> _Reading text_:
»»

Houston Methodist. Leading Medicine

Hip FAQ

Question:

My doctor thinks I have the start of hip osteoarthritis. What is this disease anyway?

Answer:

Osteoarthritis (OA) is more of a condition than a disease. It occurs slowly over time as the loss of cartilage begins. The layer of bone just under the cartilage starts to harden, a process called sclerosis. Bone spurs start to form around the edges of the joint.

Patients affected by OA report pain, loss of motion, and loss of function. Hip OA can cause pain in the groin, thigh, and upper outer part of the leg. Pain can go from the hip down to the knee. Morning stiffness is common. Patients often have trouble putting weight on the affected leg.

Early identification and treatment may help patients stay active and avoid surgery for years. Exercise has been shown to reduce pain and disability. The use of manual physical therapy combined with exercise seems to give patients greater return of function that lasts longer.

If you haven't already, talk with your doctor about the various treatment options. Find out what is recommended for you. Cameron W. MacDonald, PT, DPT, GCS, OCS, FAAOMPT, et al. Clinical Outcomes Following Manual Physical Therapy and Exercise for Hip Osteoarthritis: A Case Series. In Journal of Orthopaedic & Sports Physical Therapy. August 2006. Vol. 36. No. 8. Pp. 588-599.

*Disclaimer:* The information contained herein is compiled from a variety of sources. It may not be complete or timely. It does not cover all diseases, physical conditions, ailments or treatments. The information should NOT be used in place of visit with your healthcare provider, nor should you disregard the advice of your health care provider because of any information you read in this topic.

««

> _Available data_:
»»

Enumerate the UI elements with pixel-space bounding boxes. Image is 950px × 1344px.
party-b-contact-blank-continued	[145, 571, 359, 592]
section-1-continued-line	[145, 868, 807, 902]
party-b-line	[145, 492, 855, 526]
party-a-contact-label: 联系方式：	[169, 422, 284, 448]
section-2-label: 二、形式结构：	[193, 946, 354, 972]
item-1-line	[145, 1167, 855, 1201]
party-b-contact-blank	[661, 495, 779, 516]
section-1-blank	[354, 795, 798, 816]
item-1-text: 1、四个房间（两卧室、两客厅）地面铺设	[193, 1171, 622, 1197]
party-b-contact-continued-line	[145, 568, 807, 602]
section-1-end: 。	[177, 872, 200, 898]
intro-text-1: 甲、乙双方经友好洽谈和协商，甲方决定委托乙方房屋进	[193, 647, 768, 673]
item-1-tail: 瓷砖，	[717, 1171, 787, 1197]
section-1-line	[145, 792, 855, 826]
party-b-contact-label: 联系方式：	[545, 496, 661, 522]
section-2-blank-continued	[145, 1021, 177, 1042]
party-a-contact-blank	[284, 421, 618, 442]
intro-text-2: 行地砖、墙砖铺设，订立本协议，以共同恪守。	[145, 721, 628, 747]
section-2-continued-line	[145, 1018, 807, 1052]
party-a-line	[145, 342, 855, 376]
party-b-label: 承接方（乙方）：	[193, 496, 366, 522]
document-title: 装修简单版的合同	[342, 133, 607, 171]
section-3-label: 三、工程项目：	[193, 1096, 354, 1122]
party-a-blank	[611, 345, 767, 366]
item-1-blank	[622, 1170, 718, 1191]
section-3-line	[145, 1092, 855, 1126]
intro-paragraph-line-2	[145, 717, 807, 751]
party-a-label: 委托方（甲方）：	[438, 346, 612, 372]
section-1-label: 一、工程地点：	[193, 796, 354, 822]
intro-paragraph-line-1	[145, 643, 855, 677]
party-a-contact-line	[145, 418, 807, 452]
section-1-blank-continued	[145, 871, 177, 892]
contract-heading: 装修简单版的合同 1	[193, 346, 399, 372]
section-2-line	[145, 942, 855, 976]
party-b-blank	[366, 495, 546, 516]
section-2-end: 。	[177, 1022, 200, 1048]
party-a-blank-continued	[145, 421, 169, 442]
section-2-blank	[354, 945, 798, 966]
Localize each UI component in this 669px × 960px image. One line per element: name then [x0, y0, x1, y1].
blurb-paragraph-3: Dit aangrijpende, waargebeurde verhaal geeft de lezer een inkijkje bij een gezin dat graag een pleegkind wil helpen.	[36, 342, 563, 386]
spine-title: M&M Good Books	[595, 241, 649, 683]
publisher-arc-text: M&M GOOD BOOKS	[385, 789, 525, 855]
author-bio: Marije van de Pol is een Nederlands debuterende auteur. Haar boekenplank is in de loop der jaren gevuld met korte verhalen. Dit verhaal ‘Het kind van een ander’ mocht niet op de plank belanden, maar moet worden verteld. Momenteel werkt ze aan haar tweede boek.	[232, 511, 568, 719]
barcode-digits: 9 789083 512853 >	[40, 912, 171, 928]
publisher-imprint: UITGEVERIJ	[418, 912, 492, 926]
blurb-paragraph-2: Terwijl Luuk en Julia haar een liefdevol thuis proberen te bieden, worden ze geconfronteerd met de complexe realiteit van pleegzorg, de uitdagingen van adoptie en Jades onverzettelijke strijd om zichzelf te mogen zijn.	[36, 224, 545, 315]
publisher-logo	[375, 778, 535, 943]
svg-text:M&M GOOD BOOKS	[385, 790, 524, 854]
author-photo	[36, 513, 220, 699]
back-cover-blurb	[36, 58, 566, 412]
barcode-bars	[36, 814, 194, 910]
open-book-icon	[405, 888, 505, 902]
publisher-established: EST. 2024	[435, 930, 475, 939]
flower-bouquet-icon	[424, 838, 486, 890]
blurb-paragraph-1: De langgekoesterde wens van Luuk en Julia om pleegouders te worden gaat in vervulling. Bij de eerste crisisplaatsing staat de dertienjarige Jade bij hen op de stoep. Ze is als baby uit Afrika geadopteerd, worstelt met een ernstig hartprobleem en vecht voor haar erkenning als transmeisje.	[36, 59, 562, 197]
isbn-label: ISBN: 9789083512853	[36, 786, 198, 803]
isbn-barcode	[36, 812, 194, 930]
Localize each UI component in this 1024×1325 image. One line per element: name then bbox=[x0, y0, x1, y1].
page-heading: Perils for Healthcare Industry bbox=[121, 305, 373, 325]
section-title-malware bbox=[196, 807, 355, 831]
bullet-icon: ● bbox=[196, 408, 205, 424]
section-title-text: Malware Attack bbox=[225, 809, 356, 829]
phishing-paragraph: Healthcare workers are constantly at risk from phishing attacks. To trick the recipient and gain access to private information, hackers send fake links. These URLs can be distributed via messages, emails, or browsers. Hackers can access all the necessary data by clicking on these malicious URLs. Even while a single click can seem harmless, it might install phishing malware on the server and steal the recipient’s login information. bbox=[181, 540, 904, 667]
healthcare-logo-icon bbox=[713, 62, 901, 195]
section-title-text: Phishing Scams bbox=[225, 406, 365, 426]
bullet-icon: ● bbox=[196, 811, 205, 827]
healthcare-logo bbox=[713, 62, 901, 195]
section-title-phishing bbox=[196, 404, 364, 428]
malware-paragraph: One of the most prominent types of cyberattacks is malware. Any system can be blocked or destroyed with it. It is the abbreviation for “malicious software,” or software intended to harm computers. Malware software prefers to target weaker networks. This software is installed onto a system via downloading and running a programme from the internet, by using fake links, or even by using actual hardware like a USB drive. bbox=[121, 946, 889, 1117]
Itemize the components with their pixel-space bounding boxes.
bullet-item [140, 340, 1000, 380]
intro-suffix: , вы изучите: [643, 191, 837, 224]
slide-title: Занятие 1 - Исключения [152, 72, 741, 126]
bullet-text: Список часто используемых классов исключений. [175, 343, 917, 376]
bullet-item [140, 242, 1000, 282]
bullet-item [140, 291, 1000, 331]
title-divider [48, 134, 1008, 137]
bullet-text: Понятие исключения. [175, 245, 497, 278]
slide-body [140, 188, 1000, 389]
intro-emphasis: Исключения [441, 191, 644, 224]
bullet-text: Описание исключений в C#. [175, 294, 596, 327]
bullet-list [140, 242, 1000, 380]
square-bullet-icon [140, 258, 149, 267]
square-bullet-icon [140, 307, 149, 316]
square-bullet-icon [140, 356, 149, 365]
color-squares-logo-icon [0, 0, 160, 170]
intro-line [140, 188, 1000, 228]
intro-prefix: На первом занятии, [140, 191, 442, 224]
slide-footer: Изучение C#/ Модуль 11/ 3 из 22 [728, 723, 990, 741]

««

> _Action item_:
Rewrite everything in the hip osteoarthritis FAQ from "If you haven't" down to "8. Pp. 588-599.", replacing "treatment options" with "care options". You can ignore the rows.

> _Result of the task_:
If you haven't already, talk with your doctor about the various care options. Find out what is recommended for you. Cameron W. MacDonald, PT, DPT, GCS, OCS, FAAOMPT, et al. Clinical Outcomes Following Manual Physical Therapy and Exercise for Hip Osteoarthritis: A Case Series. In Journal of Orthopaedic & Sports Physical Therapy. August 2006. Vol. 36. No. 8. Pp. 588-599.